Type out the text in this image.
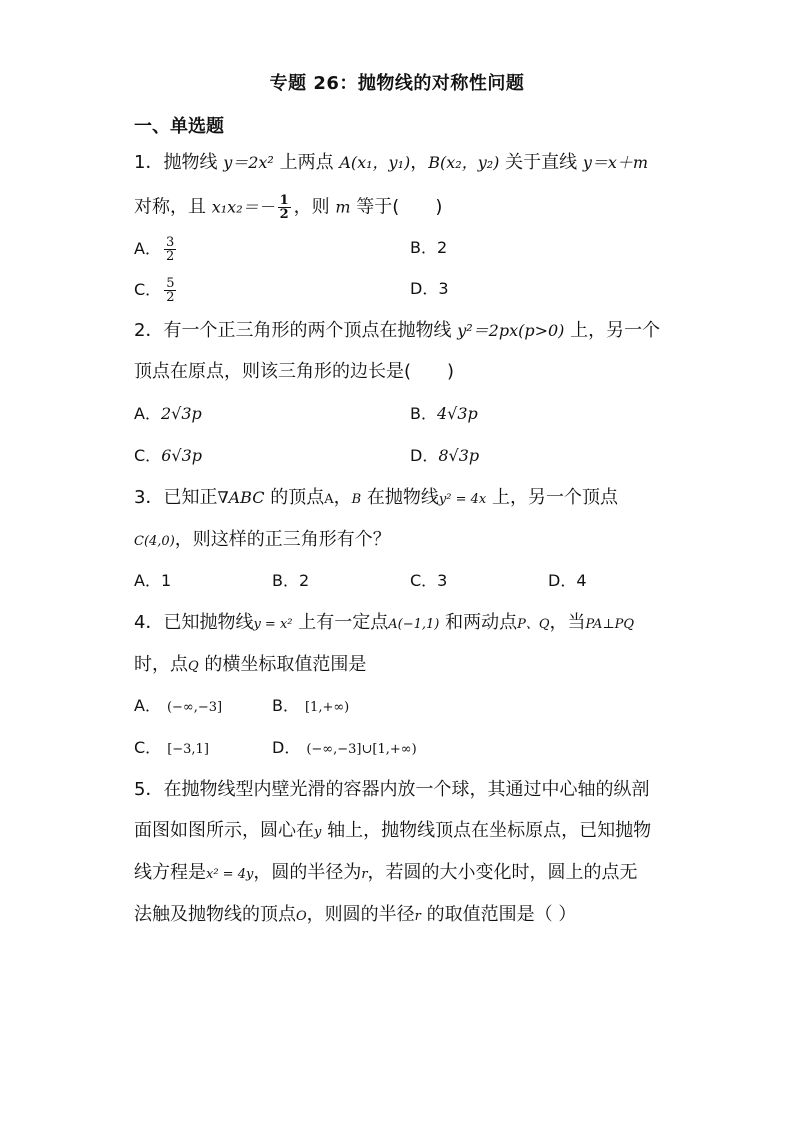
专题 26：抛物线的对称性问题
一、单选题
1．抛物线 y＝2x² 上两点 A(x₁，y₁)，B(x₂，y₂) 关于直线 y＝x＋m
对称，且 $x_1x_2=- \frac{1}{2}$ ，则 m 等于(　　)
A． $\frac{3}{2}$	B．2
C． $\frac{5}{2}$	D．3
2．有一个正三角形的两个顶点在抛物线 y²＝2px(p>0) 上，另一个
顶点在原点，则该三角形的边长是(　　)
A．2√3p	B．4√3p
C．6√3p	D．8√3p
3．已知正∇ABC 的顶点A，B 在抛物线y² = 4x 上，另一个顶点
C(4,0)，则这样的正三角形有个？
A．1	B．2	C．3	D．4
4．已知抛物线y = x² 上有一定点A(−1,1) 和两动点P、Q，当PA⊥PQ
时，点Q 的横坐标取值范围是
A． (−∞,−3]	B． [1,+∞)
C． [−3,1]	D． (−∞,−3]∪[1,+∞)
5．在抛物线型内壁光滑的容器内放一个球，其通过中心轴的纵剖
面图如图所示，圆心在y 轴上，抛物线顶点在坐标原点，已知抛物
线方程是x² = 4y，圆的半径为r，若圆的大小变化时，圆上的点无
法触及抛物线的顶点O，则圆的半径r 的取值范围是（ ）
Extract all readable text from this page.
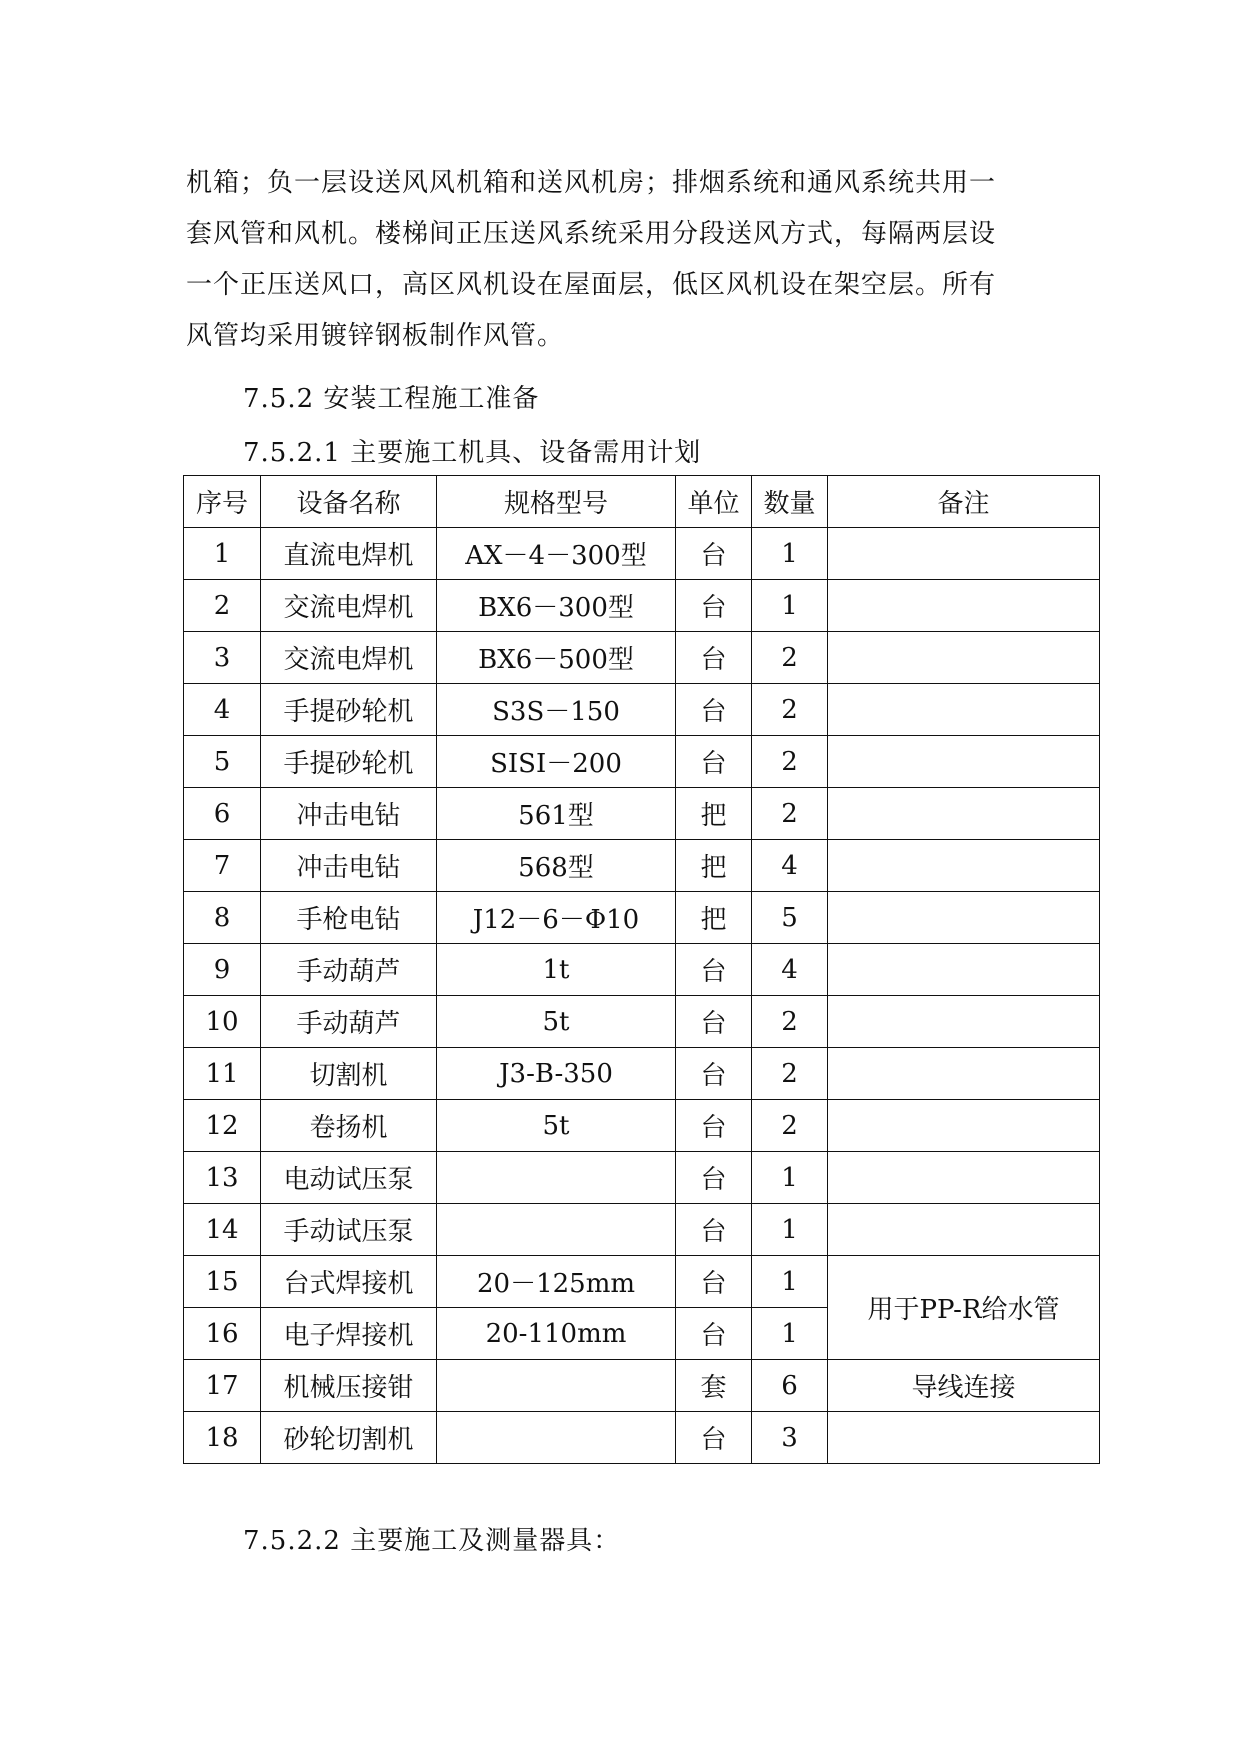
机箱；负一层设送风风机箱和送风机房；排烟系统和通风系统共用一

套风管和风机。楼梯间正压送风系统采用分段送风方式，每隔两层设

一个正压送风口，高区风机设在屋面层，低区风机设在架空层。所有

风管均采用镀锌钢板制作风管。

7.5.2 安装工程施工准备
7.5.2.1 主要施工机具、设备需用计划
序号	设备名称	规格型号	单位	数量	备注
1	直流电焊机	AX－4－300型	台	1	
2	交流电焊机	BX6－300型	台	1	
3	交流电焊机	BX6－500型	台	2	
4	手提砂轮机	S3S－150	台	2	
5	手提砂轮机	SISI－200	台	2	
6	冲击电钻	561型	把	2	
7	冲击电钻	568型	把	4	
8	手枪电钻	J12－6－Φ10	把	5	
9	手动葫芦	1t	台	4	
10	手动葫芦	5t	台	2	
11	切割机	J3-B-350	台	2	
12	卷扬机	5t	台	2	
13	电动试压泵		台	1	
14	手动试压泵		台	1	
15	台式焊接机	20－125mm	台	1	用于PP-R给水管
16	电子焊接机	20-110mm	台	1	
17	机械压接钳		套	6	导线连接
18	砂轮切割机		台	3	
7.5.2.2 主要施工及测量器具：
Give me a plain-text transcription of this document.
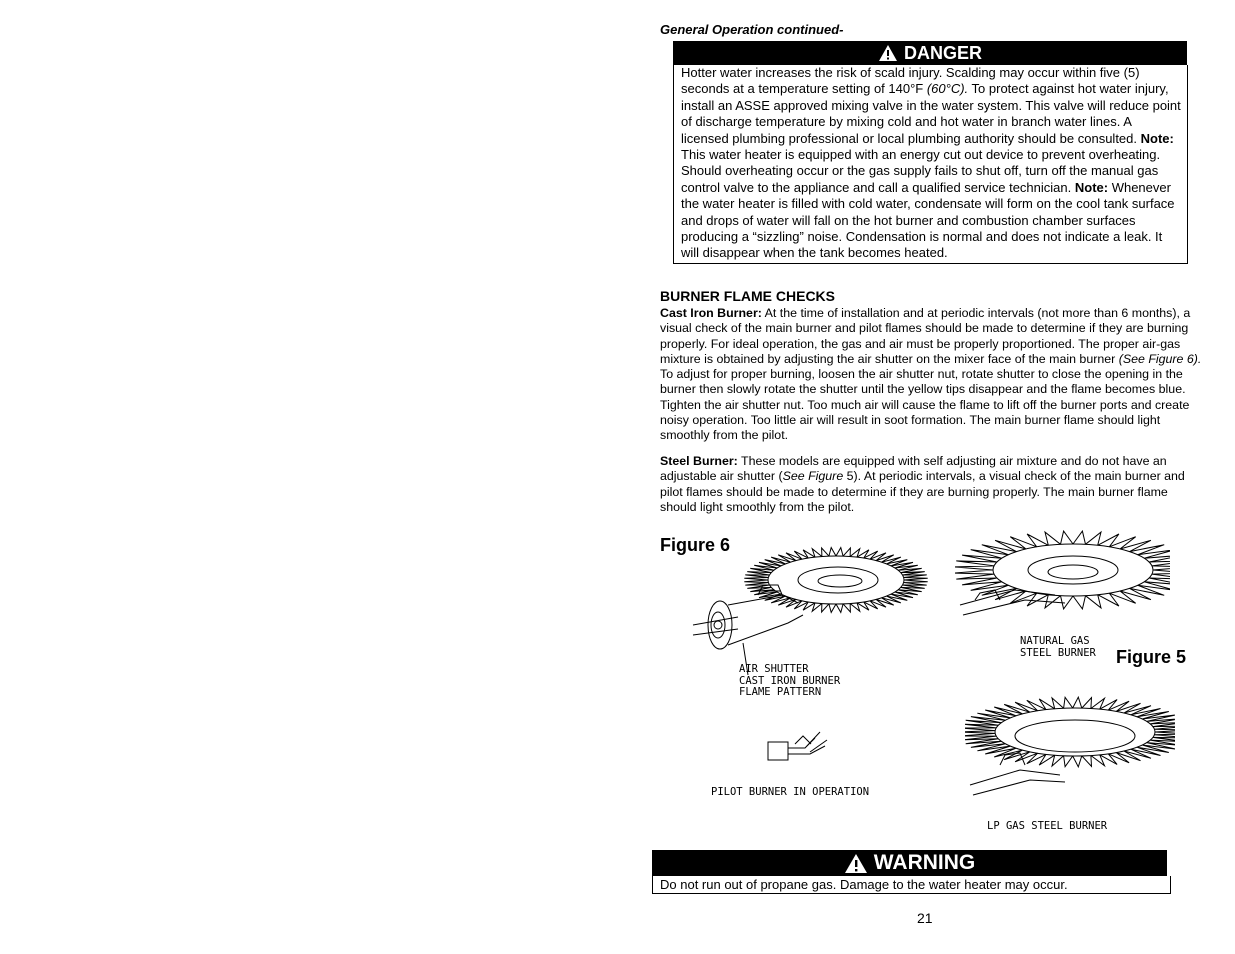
General Operation continued-
DANGER
Hotter water increases the risk of scald injury. Scalding may occur within five (5) seconds at a temperature setting of 140°F (60°C). To protect against hot water injury, install an ASSE approved mixing valve in the water system. This valve will reduce point of discharge temperature by mixing cold and hot water in branch water lines. A licensed plumbing professional or local plumbing authority should be consulted. Note: This water heater is equipped with an energy cut out device to prevent overheating. Should overheating occur or the gas supply fails to shut off, turn off the manual gas control valve to the appliance and call a qualified service technician. Note: Whenever the water heater is filled with cold water, condensate will form on the cool tank surface and drops of water will fall on the hot burner and combustion chamber surfaces producing a “sizzling” noise. Condensation is normal and does not indicate a leak. It will disappear when the tank becomes heated.
BURNER FLAME CHECKS
Cast Iron Burner: At the time of installation and at periodic intervals (not more than 6 months), a visual check of the main burner and pilot flames should be made to determine if they are burning properly. For ideal operation, the gas and air must be properly proportioned. The proper air-gas mixture is obtained by adjusting the air shutter on the mixer face of the main burner (See Figure 6). To adjust for proper burning, loosen the air shutter nut, rotate shutter to close the opening in the burner then slowly rotate the shutter until the yellow tips disappear and the flame becomes blue. Tighten the air shutter nut. Too much air will cause the flame to lift off the burner ports and create noisy operation. Too little air will result in soot formation. The main burner flame should light smoothly from the pilot.
Steel Burner: These models are equipped with self adjusting air mixture and do not have an adjustable air shutter (See Figure 5). At periodic intervals, a visual check of the main burner and pilot flames should be made to determine if they are burning properly. The main burner flame should light smoothly from the pilot.
Figure 6
Figure 5
AIR SHUTTER
CAST IRON BURNER
FLAME PATTERN
PILOT BURNER IN OPERATION
NATURAL GAS
STEEL BURNER
LP GAS STEEL BURNER
WARNING
Do not run out of propane gas. Damage to the water heater may occur.
21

:::::

Exercise task: Quote the entries above word for word. Leave the images out.

Exercise result:
Type out the text in this image.
专题 26：抛物线的对称性问题
一、单选题
1．抛物线 y＝2x² 上两点 A(x₁，y₁)，B(x₂，y₂) 关于直线 y＝x＋m
对称，且 $x_1x_2=- \frac{1}{2}$ ，则 m 等于(　　)
A． $\frac{3}{2}$	B．2
C． $\frac{5}{2}$	D．3
2．有一个正三角形的两个顶点在抛物线 y²＝2px(p>0) 上，另一个
顶点在原点，则该三角形的边长是(　　)
A．2√3p	B．4√3p
C．6√3p	D．8√3p
3．已知正∇ABC 的顶点A，B 在抛物线y² = 4x 上，另一个顶点
C(4,0)，则这样的正三角形有个？
A．1	B．2	C．3	D．4
4．已知抛物线y = x² 上有一定点A(−1,1) 和两动点P、Q，当PA⊥PQ
时，点Q 的横坐标取值范围是
A． (−∞,−3]	B． [1,+∞)
C． [−3,1]	D． (−∞,−3]∪[1,+∞)
5．在抛物线型内壁光滑的容器内放一个球，其通过中心轴的纵剖
面图如图所示，圆心在y 轴上，抛物线顶点在坐标原点，已知抛物
线方程是x² = 4y，圆的半径为r，若圆的大小变化时，圆上的点无
法触及抛物线的顶点O，则圆的半径r 的取值范围是（ ）
Extract all readable text from this page.
机箱；负一层设送风风机箱和送风机房；排烟系统和通风系统共用一

套风管和风机。楼梯间正压送风系统采用分段送风方式，每隔两层设

一个正压送风口，高区风机设在屋面层，低区风机设在架空层。所有

风管均采用镀锌钢板制作风管。

7.5.2 安装工程施工准备
7.5.2.1 主要施工机具、设备需用计划
序号	设备名称	规格型号	单位	数量	备注
1	直流电焊机	AX－4－300型	台	1	
2	交流电焊机	BX6－300型	台	1	
3	交流电焊机	BX6－500型	台	2	
4	手提砂轮机	S3S－150	台	2	
5	手提砂轮机	SISI－200	台	2	
6	冲击电钻	561型	把	2	
7	冲击电钻	568型	把	4	
8	手枪电钻	J12－6－Φ10	把	5	
9	手动葫芦	1t	台	4	
10	手动葫芦	5t	台	2	
11	切割机	J3-B-350	台	2	
12	卷扬机	5t	台	2	
13	电动试压泵		台	1	
14	手动试压泵		台	1	
15	台式焊接机	20－125mm	台	1	用于PP-R给水管
16	电子焊接机	20-110mm	台	1	
17	机械压接钳		套	6	导线连接
18	砂轮切割机		台	3	
7.5.2.2 主要施工及测量器具：
Give me a plain-text transcription of this document.
General Operation continued-
DANGER
Hotter water increases the risk of scald injury. Scalding may occur within five (5) seconds at a temperature setting of 140°F (60°C). To protect against hot water injury, install an ASSE approved mixing valve in the water system. This valve will reduce point of discharge temperature by mixing cold and hot water in branch water lines. A licensed plumbing professional or local plumbing authority should be consulted. Note: This water heater is equipped with an energy cut out device to prevent overheating. Should overheating occur or the gas supply fails to shut off, turn off the manual gas control valve to the appliance and call a qualified service technician. Note: Whenever the water heater is filled with cold water, condensate will form on the cool tank surface and drops of water will fall on the hot burner and combustion chamber surfaces producing a “sizzling” noise. Condensation is normal and does not indicate a leak. It will disappear when the tank becomes heated.
BURNER FLAME CHECKS
Cast Iron Burner: At the time of installation and at periodic intervals (not more than 6 months), a visual check of the main burner and pilot flames should be made to determine if they are burning properly. For ideal operation, the gas and air must be properly proportioned. The proper air-gas mixture is obtained by adjusting the air shutter on the mixer face of the main burner (See Figure 6). To adjust for proper burning, loosen the air shutter nut, rotate shutter to close the opening in the burner then slowly rotate the shutter until the yellow tips disappear and the flame becomes blue. Tighten the air shutter nut. Too much air will cause the flame to lift off the burner ports and create noisy operation. Too little air will result in soot formation. The main burner flame should light smoothly from the pilot.
Steel Burner: These models are equipped with self adjusting air mixture and do not have an adjustable air shutter (See Figure 5). At periodic intervals, a visual check of the main burner and pilot flames should be made to determine if they are burning properly. The main burner flame should light smoothly from the pilot.
Figure 6
Figure 5
AIR SHUTTER
CAST IRON BURNER
FLAME PATTERN
PILOT BURNER IN OPERATION
NATURAL GAS
STEEL BURNER
LP GAS STEEL BURNER
WARNING
Do not run out of propane gas. Damage to the water heater may occur.
21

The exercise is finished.